Read the records and write them out again exactly.

Excerpted records

-=-=-

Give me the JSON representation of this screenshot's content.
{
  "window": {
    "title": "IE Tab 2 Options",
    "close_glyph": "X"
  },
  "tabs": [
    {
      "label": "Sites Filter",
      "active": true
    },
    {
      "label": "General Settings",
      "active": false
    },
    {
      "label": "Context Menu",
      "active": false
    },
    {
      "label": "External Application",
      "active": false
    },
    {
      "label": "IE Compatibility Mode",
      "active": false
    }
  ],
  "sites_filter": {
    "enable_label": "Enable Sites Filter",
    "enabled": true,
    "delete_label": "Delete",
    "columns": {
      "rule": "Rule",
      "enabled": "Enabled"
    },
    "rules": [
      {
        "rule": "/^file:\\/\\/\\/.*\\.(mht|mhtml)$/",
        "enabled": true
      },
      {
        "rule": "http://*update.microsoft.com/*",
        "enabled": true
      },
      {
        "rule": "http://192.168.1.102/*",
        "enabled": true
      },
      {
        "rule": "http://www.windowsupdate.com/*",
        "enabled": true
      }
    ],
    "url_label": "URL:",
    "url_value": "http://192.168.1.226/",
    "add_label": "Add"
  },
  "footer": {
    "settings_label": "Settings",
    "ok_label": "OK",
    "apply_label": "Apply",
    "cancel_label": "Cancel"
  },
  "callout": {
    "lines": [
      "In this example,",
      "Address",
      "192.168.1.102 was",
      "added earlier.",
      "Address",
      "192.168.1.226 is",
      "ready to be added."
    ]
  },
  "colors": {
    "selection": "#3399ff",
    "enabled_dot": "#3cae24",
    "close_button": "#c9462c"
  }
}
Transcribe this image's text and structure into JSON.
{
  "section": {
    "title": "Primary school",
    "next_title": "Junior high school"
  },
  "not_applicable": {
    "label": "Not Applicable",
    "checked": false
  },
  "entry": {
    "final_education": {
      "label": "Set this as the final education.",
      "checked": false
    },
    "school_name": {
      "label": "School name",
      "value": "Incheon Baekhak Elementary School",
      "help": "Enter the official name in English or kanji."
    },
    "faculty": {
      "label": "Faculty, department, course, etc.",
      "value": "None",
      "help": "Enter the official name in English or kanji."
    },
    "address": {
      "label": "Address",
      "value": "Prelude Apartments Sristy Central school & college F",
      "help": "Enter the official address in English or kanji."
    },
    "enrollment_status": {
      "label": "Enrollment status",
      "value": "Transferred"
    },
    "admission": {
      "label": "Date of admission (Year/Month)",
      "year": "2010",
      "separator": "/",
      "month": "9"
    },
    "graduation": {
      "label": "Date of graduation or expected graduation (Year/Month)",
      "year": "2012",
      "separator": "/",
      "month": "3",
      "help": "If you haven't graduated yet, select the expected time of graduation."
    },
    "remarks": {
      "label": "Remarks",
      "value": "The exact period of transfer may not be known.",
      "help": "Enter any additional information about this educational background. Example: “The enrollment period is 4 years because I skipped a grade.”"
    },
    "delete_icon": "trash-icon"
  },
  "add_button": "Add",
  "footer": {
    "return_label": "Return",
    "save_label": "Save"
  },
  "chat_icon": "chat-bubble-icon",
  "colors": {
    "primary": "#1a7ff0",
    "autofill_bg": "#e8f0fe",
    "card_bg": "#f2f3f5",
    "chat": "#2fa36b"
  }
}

-=-=-

Response for this exercise
Give me the JSON representation of this screenshot's content.
{
  "window": {
    "title": "IE Tab 2 Options",
    "close_glyph": "X"
  },
  "tabs": [
    {
      "label": "Sites Filter",
      "active": true
    },
    {
      "label": "General Settings",
      "active": false
    },
    {
      "label": "Context Menu",
      "active": false
    },
    {
      "label": "External Application",
      "active": false
    },
    {
      "label": "IE Compatibility Mode",
      "active": false
    }
  ],
  "sites_filter": {
    "enable_label": "Enable Sites Filter",
    "enabled": true,
    "delete_label": "Delete",
    "columns": {
      "rule": "Rule",
      "enabled": "Enabled"
    },
    "rules": [
      {
        "rule": "/^file:\\/\\/\\/.*\\.(mht|mhtml)$/",
        "enabled": true
      },
      {
        "rule": "http://*update.microsoft.com/*",
        "enabled": true
      },
      {
        "rule": "http://192.168.1.102/*",
        "enabled": true
      },
      {
        "rule": "http://www.windowsupdate.com/*",
        "enabled": true
      }
    ],
    "url_label": "URL:",
    "url_value": "http://192.168.1.226/",
    "add_label": "Add"
  },
  "footer": {
    "settings_label": "Settings",
    "ok_label": "OK",
    "apply_label": "Apply",
    "cancel_label": "Cancel"
  },
  "callout": {
    "lines": [
      "In this example,",
      "Address",
      "192.168.1.102 was",
      "added earlier.",
      "Address",
      "192.168.1.226 is",
      "ready to be added."
    ]
  },
  "colors": {
    "selection": "#3399ff",
    "enabled_dot": "#3cae24",
    "close_button": "#c9462c"
  }
}
Transcribe this image's text and structure into JSON.
{
  "section": {
    "title": "Primary school",
    "next_title": "Junior high school"
  },
  "not_applicable": {
    "label": "Not Applicable",
    "checked": false
  },
  "entry": {
    "final_education": {
      "label": "Set this as the final education.",
      "checked": false
    },
    "school_name": {
      "label": "School name",
      "value": "Incheon Baekhak Elementary School",
      "help": "Enter the official name in English or kanji."
    },
    "faculty": {
      "label": "Faculty, department, course, etc.",
      "value": "None",
      "help": "Enter the official name in English or kanji."
    },
    "address": {
      "label": "Address",
      "value": "Prelude Apartments Sristy Central school & college F",
      "help": "Enter the official address in English or kanji."
    },
    "enrollment_status": {
      "label": "Enrollment status",
      "value": "Transferred"
    },
    "admission": {
      "label": "Date of admission (Year/Month)",
      "year": "2010",
      "separator": "/",
      "month": "9"
    },
    "graduation": {
      "label": "Date of graduation or expected graduation (Year/Month)",
      "year": "2012",
      "separator": "/",
      "month": "3",
      "help": "If you haven't graduated yet, select the expected time of graduation."
    },
    "remarks": {
      "label": "Remarks",
      "value": "The exact period of transfer may not be known.",
      "help": "Enter any additional information about this educational background. Example: “The enrollment period is 4 years because I skipped a grade.”"
    },
    "delete_icon": "trash-icon"
  },
  "add_button": "Add",
  "footer": {
    "return_label": "Return",
    "save_label": "Save"
  },
  "chat_icon": "chat-bubble-icon",
  "colors": {
    "primary": "#1a7ff0",
    "autofill_bg": "#e8f0fe",
    "card_bg": "#f2f3f5",
    "chat": "#2fa36b"
  }
}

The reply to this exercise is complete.